*Aim of the task:*
Edit the lines starting at the one containing "label-cervical: Segmentos cervicales" and ending at the one containing "logo-text (90, 148, 150, 172)", replacing "scan-edge-mark" with "page-edge-mark" and leaving everything else unchanged.

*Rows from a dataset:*
•••

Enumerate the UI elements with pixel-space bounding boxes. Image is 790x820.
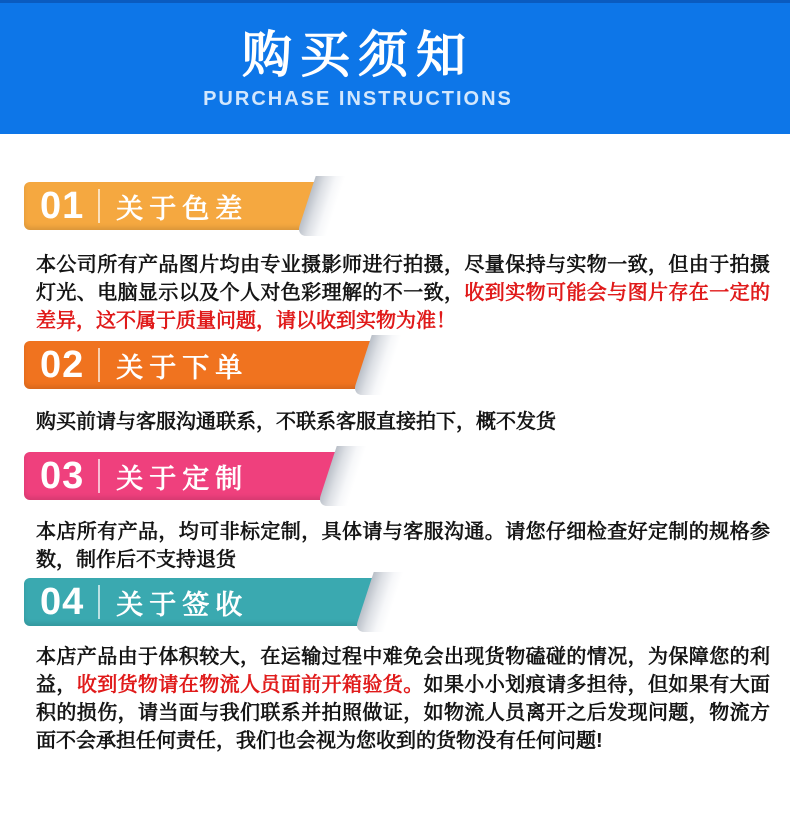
section-title: 关于下单 xyxy=(116,352,249,383)
section-body-text xyxy=(36,643,770,755)
section-ribbon xyxy=(24,452,357,500)
section-ribbon xyxy=(24,578,394,626)
section-body-text xyxy=(36,408,770,436)
ribbon-divider xyxy=(98,585,100,619)
body-text-segment: 如果小小划痕请多担待，但如果有大面积的损伤，请当面与我们联系并拍照做证，如物流人员离开之后发现问题，物流方面不会承担任何责任，我们也会视为您收到的货物没有任何问题! xyxy=(36,674,771,752)
ribbon-divider xyxy=(98,189,100,223)
section-number: 03 xyxy=(40,455,85,497)
sections-container xyxy=(0,182,790,755)
page-curl-decoration xyxy=(296,176,361,236)
instruction-section xyxy=(24,578,770,755)
page-title: 购买须知 xyxy=(242,27,474,83)
section-title: 关于签收 xyxy=(116,589,249,620)
body-text-segment: 本店所有产品，均可非标定制，具体请与客服沟通。请您仔细检查好定制的规格参数，制作后不支持退货 xyxy=(36,521,770,571)
instruction-section xyxy=(24,182,770,335)
page-curl-decoration xyxy=(354,572,419,632)
highlighted-warning-text: 收到实物可能会与图片存在一定的差异，这不属于质量问题，请以收到实物为准！ xyxy=(36,282,771,332)
body-text-segment: 本公司所有产品图片均由专业摄影师进行拍摄，尽量保持与实物一致，但由于拍摄灯光、电脑显示以及个人对色彩理解的不一致， xyxy=(36,254,770,304)
instruction-section xyxy=(24,341,770,436)
page-curl-decoration xyxy=(317,446,382,506)
section-ribbon xyxy=(24,182,336,230)
page-subtitle: PURCHASE INSTRUCTIONS xyxy=(203,88,513,110)
instruction-section xyxy=(24,452,770,574)
section-body-text xyxy=(36,518,770,574)
page-curl-decoration xyxy=(352,335,417,395)
section-number: 04 xyxy=(40,581,85,623)
ribbon-divider xyxy=(98,459,100,493)
section-title: 关于定制 xyxy=(116,463,249,494)
highlighted-warning-text: 收到货物请在物流人员面前开箱验货。 xyxy=(76,674,424,696)
section-number: 02 xyxy=(40,344,85,386)
section-number: 01 xyxy=(40,185,85,227)
header-banner xyxy=(0,3,790,134)
section-body-text xyxy=(36,251,770,335)
section-ribbon xyxy=(24,341,392,389)
ribbon-divider xyxy=(98,348,100,382)
body-text-segment: 购买前请与客服沟通联系，不联系客服直接拍下，概不发货 xyxy=(36,411,556,433)
header-title-block xyxy=(0,3,753,111)
section-title: 关于色差 xyxy=(116,193,249,224)
body-text-segment: 本店产品由于体积较大，在运输过程中难免会出现货物磕碰的情况，为保障您的利益， xyxy=(36,646,770,696)
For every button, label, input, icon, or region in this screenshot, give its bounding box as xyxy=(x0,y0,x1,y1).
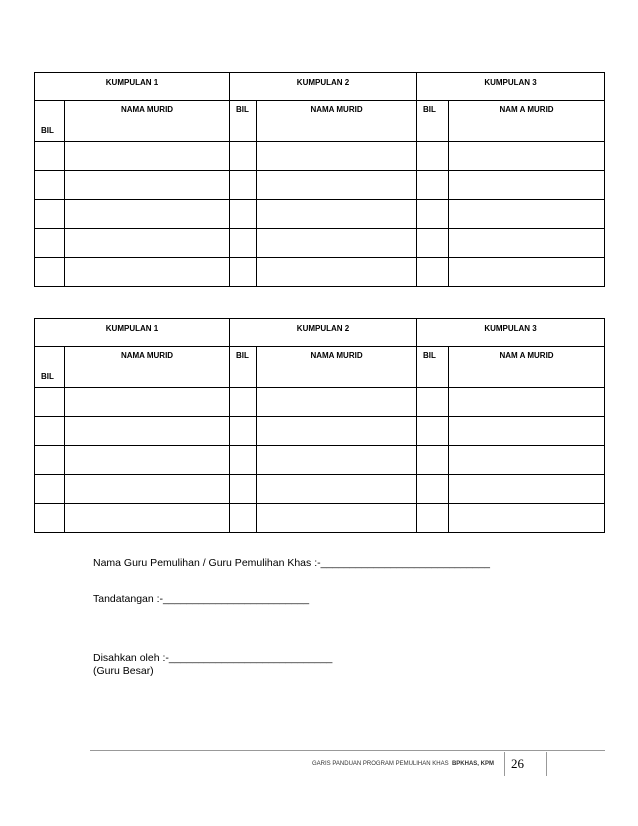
table-row xyxy=(35,171,605,200)
group-1-header: KUMPULAN 1 xyxy=(35,319,230,347)
nama-murid-header: NAM A MURID xyxy=(449,347,605,388)
table-cell[interactable] xyxy=(65,417,230,446)
table-cell[interactable] xyxy=(449,475,605,504)
table-cell[interactable] xyxy=(65,258,230,287)
table-row xyxy=(35,475,605,504)
table-cell[interactable] xyxy=(449,258,605,287)
table-cell[interactable] xyxy=(230,200,257,229)
table-row xyxy=(35,504,605,533)
bil-header: BIL xyxy=(35,101,65,142)
table-cell[interactable] xyxy=(257,142,417,171)
table-cell[interactable] xyxy=(35,504,65,533)
table-cell[interactable] xyxy=(449,229,605,258)
table-row xyxy=(35,229,605,258)
table-cell[interactable] xyxy=(417,142,449,171)
table-cell[interactable] xyxy=(230,417,257,446)
table-cell[interactable] xyxy=(230,229,257,258)
table-row xyxy=(35,417,605,446)
page-number: 26 xyxy=(511,756,524,771)
nama-murid-header: NAM A MURID xyxy=(449,101,605,142)
bil-header: BIL xyxy=(35,347,65,388)
approved-by-field[interactable]: Disahkan oleh :-____________________________ xyxy=(93,652,333,664)
table-cell[interactable] xyxy=(257,475,417,504)
group-2-header: KUMPULAN 2 xyxy=(230,73,417,101)
table-cell[interactable] xyxy=(230,258,257,287)
bil-header: BIL xyxy=(230,347,257,388)
bil-header: BIL xyxy=(417,347,449,388)
table-cell[interactable] xyxy=(417,417,449,446)
table-cell[interactable] xyxy=(449,417,605,446)
table-cell[interactable] xyxy=(65,446,230,475)
table-cell[interactable] xyxy=(230,446,257,475)
table-cell[interactable] xyxy=(35,388,65,417)
table-cell[interactable] xyxy=(230,504,257,533)
table-cell[interactable] xyxy=(65,229,230,258)
table-cell[interactable] xyxy=(65,171,230,200)
table-row xyxy=(35,200,605,229)
table-cell[interactable] xyxy=(257,200,417,229)
table-cell[interactable] xyxy=(449,446,605,475)
table-cell[interactable] xyxy=(35,258,65,287)
table-cell[interactable] xyxy=(257,446,417,475)
table-cell[interactable] xyxy=(417,504,449,533)
nama-murid-header: NAMA MURID xyxy=(257,101,417,142)
footer-separator xyxy=(546,752,547,776)
table-row xyxy=(35,388,605,417)
nama-murid-header: NAMA MURID xyxy=(65,347,230,388)
nama-murid-header: NAMA MURID xyxy=(65,101,230,142)
footer-org: BPKHAS, KPM xyxy=(451,761,494,767)
table-cell[interactable] xyxy=(257,171,417,200)
table-cell[interactable] xyxy=(417,446,449,475)
table-cell[interactable] xyxy=(449,504,605,533)
table-cell[interactable] xyxy=(257,388,417,417)
table-cell[interactable] xyxy=(65,475,230,504)
teacher-name-field[interactable]: Nama Guru Pemulihan / Guru Pemulihan Khas :-_____________________________ xyxy=(93,557,490,569)
table-cell[interactable] xyxy=(35,171,65,200)
bil-header: BIL xyxy=(417,101,449,142)
table-cell[interactable] xyxy=(35,142,65,171)
signature-field[interactable]: Tandatangan :-_________________________ xyxy=(93,593,310,605)
footer-divider xyxy=(90,750,605,751)
table-cell[interactable] xyxy=(65,504,230,533)
table-cell[interactable] xyxy=(257,417,417,446)
table-cell[interactable] xyxy=(417,200,449,229)
table-cell[interactable] xyxy=(35,200,65,229)
student-group-table-1 xyxy=(34,72,605,287)
group-1-header: KUMPULAN 1 xyxy=(35,73,230,101)
group-3-header: KUMPULAN 3 xyxy=(417,73,605,101)
table-cell[interactable] xyxy=(65,388,230,417)
table-cell[interactable] xyxy=(257,504,417,533)
student-group-table-2 xyxy=(34,318,605,533)
table-cell[interactable] xyxy=(257,258,417,287)
footer-title: GARIS PANDUAN PROGRAM PEMULIHAN KHAS xyxy=(312,761,449,767)
table-cell[interactable] xyxy=(449,388,605,417)
table-cell[interactable] xyxy=(417,258,449,287)
group-3-header: KUMPULAN 3 xyxy=(417,319,605,347)
table-cell[interactable] xyxy=(35,417,65,446)
table-cell[interactable] xyxy=(65,200,230,229)
nama-murid-header: NAMA MURID xyxy=(257,347,417,388)
table-row xyxy=(35,258,605,287)
table-cell[interactable] xyxy=(35,446,65,475)
table-cell[interactable] xyxy=(257,229,417,258)
table-cell[interactable] xyxy=(449,171,605,200)
table-cell[interactable] xyxy=(65,142,230,171)
bil-header: BIL xyxy=(230,101,257,142)
table-cell[interactable] xyxy=(35,475,65,504)
table-cell[interactable] xyxy=(417,229,449,258)
footer-caption xyxy=(312,761,494,767)
table-cell[interactable] xyxy=(230,171,257,200)
table-cell[interactable] xyxy=(230,388,257,417)
group-2-header: KUMPULAN 2 xyxy=(230,319,417,347)
table-cell[interactable] xyxy=(230,475,257,504)
table-row xyxy=(35,446,605,475)
table-cell[interactable] xyxy=(449,200,605,229)
table-cell[interactable] xyxy=(417,171,449,200)
footer-separator xyxy=(504,752,505,776)
table-cell[interactable] xyxy=(417,388,449,417)
approved-role-label: (Guru Besar) xyxy=(93,665,154,677)
table-cell[interactable] xyxy=(417,475,449,504)
table-cell[interactable] xyxy=(230,142,257,171)
table-cell[interactable] xyxy=(449,142,605,171)
table-row xyxy=(35,142,605,171)
table-cell[interactable] xyxy=(35,229,65,258)
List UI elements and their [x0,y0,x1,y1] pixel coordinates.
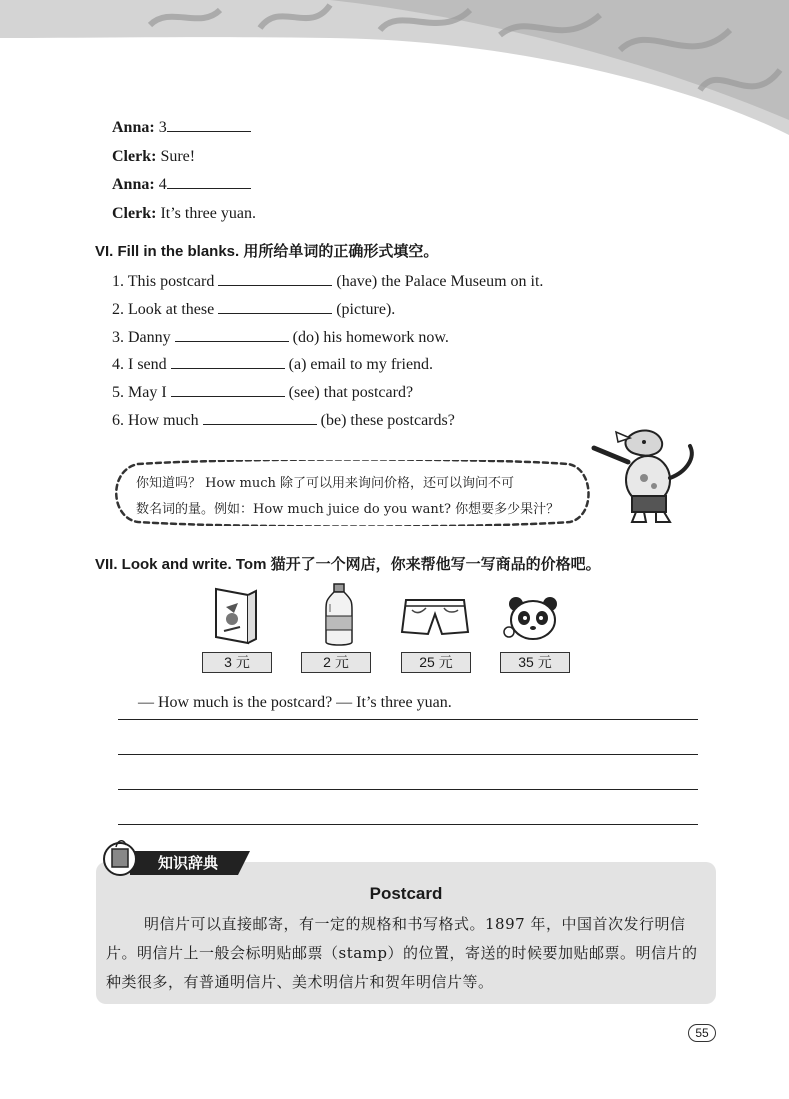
example-sentence: — How much is the postcard? — It’s three yuan. [138,694,452,711]
shorts-icon [400,596,470,638]
writing-line[interactable] [118,824,698,825]
knowledge-title: Postcard [369,884,443,903]
price-label: 3 元 [202,652,272,673]
answer-blank[interactable] [218,270,332,286]
dialog-line: Anna: 3 [112,114,256,143]
price-label: 25 元 [401,652,471,673]
dialog-line: Clerk: Sure! [112,147,196,165]
postcard-icon [212,585,262,647]
list-item: 1. This postcard (have) the Palace Museum on it. [112,268,543,296]
panda-toy-icon [502,596,564,642]
answer-blank[interactable] [171,353,285,369]
knowledge-tag-label: 知识辞典 [158,854,219,872]
answer-blank[interactable] [171,381,285,397]
answer-blank[interactable] [175,326,289,342]
dinosaur-mascot-icon [586,418,706,528]
answer-blank[interactable] [167,173,251,189]
answer-blank[interactable] [203,409,317,425]
page-number: 55 [688,1024,716,1042]
list-item: 6. How much (be) these postcards? [112,407,543,435]
dialog-line: Clerk: It’s three yuan. [112,204,256,222]
answer-blank[interactable] [167,116,251,132]
price-label: 2 元 [301,652,371,673]
bottle-icon [322,582,356,648]
section-6-title: VI. Fill in the blanks. 用所给单词的正确形式填空。 [95,242,439,260]
dialog-line: Anna: 4 [112,171,256,200]
answer-blank[interactable] [218,298,332,314]
knowledge-text: 明信片可以直接邮寄，有一定的规格和书写格式。1897 年，中国首次发行明信片。明信片上一般会标明贴邮票（stamp）的位置，寄送的时候要加贴邮票。明信片的种类很多，有普通明信片、美术明信片和贺年明信片等。 [106,915,698,991]
list-item: 4. I send (a) email to my friend. [112,351,543,379]
fill-in-list [112,268,543,435]
list-item: 2. Look at these (picture). [112,296,543,324]
tip-text: 你知道吗？ How much 除了可以用来询问价格，还可以询问不可 数名词的量。例如：How much juice do you want? 你想要多少果汁？ [136,476,560,517]
writing-line[interactable] [118,719,698,720]
price-label: 35 元 [500,652,570,673]
list-item: 3. Danny (do) his homework now. [112,324,543,352]
list-item: 5. May I (see) that postcard? [112,379,543,407]
writing-line[interactable] [118,789,698,790]
writing-line[interactable] [118,754,698,755]
section-7-title: VII. Look and write. Tom 猫开了一个网店，你来帮他写一写商品的价格吧。 [95,555,601,573]
dialog [112,114,256,228]
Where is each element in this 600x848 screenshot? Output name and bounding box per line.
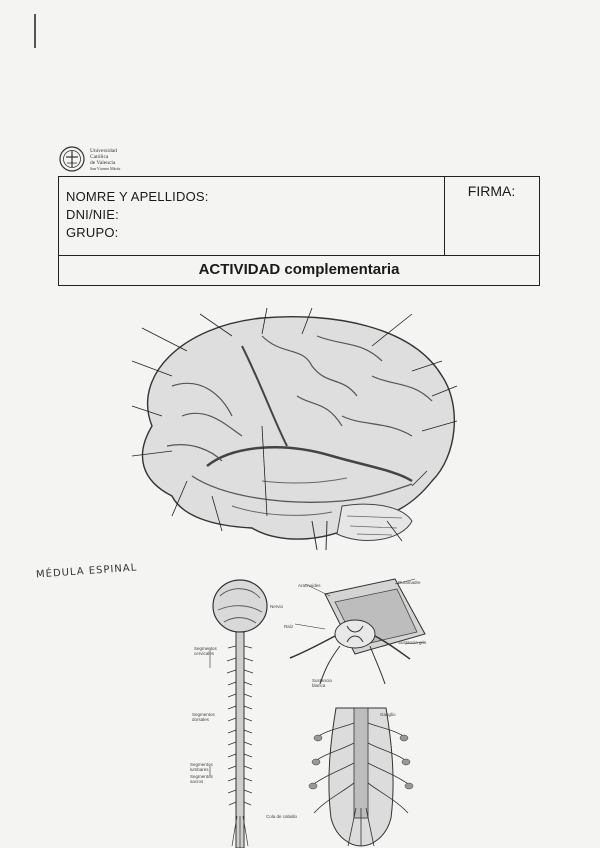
label-cervical: Segmentos cervicales (194, 646, 217, 656)
scan-edge-mark (34, 14, 36, 48)
student-fields-cell (59, 177, 445, 255)
label-duramadre: Duramadre (398, 580, 421, 585)
spinal-roots-illustration (296, 698, 426, 848)
label-raiz: Raíz (284, 624, 294, 629)
logo-line-4: San Vicente Mártir (90, 166, 121, 171)
logo-text (90, 148, 150, 172)
label-lumbar: Segmentos lumbares (190, 762, 213, 772)
name-label: NOMRE Y APELLIDOS: (66, 189, 209, 204)
signature-cell (445, 177, 538, 255)
handwritten-note: MÉDULA ESPINAL (35, 562, 138, 581)
label-sacral: Segmentos sacros (190, 774, 213, 784)
brain-illustration (112, 306, 464, 550)
group-label: GRUPO: (66, 225, 119, 240)
logo-line-2: Católica (90, 154, 109, 160)
logo-line-3: de Valencia (90, 160, 116, 166)
spinal-cross-section-illustration (285, 574, 435, 692)
label-sustancia-gris: Sustancia gris (398, 640, 427, 645)
dni-label: DNI/NIE: (66, 207, 119, 222)
label-dorsal: Segmentos dorsales (192, 712, 215, 722)
logo-line-1: Universidad (90, 148, 117, 154)
label-ganglio: Ganglio (380, 712, 396, 717)
signature-label: FIRMA: (467, 183, 516, 199)
label-aracnoides: Aracnoides (298, 583, 321, 588)
label-cola: Cola de caballo (266, 814, 298, 819)
activity-title: ACTIVIDAD complementaria (59, 255, 539, 285)
label-nervio: Nervio (270, 604, 284, 609)
label-sustancia-blanca: Sustancia blanca (312, 678, 332, 688)
student-info-table (58, 176, 540, 286)
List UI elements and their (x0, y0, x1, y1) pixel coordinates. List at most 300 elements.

•••

*Exercise solution:*
label-cervical: Segmentos cervicales (194, 646, 217, 656)
page-edge-mark (34, 14, 36, 48)
student-fields-cell (59, 177, 445, 255)
label-duramadre: Duramadre (398, 580, 421, 585)
spinal-roots-illustration (296, 698, 426, 848)
label-raiz: Raíz (284, 624, 294, 629)
logo-line-4: San Vicente Mártir (90, 166, 121, 171)
logo-text (90, 148, 150, 172)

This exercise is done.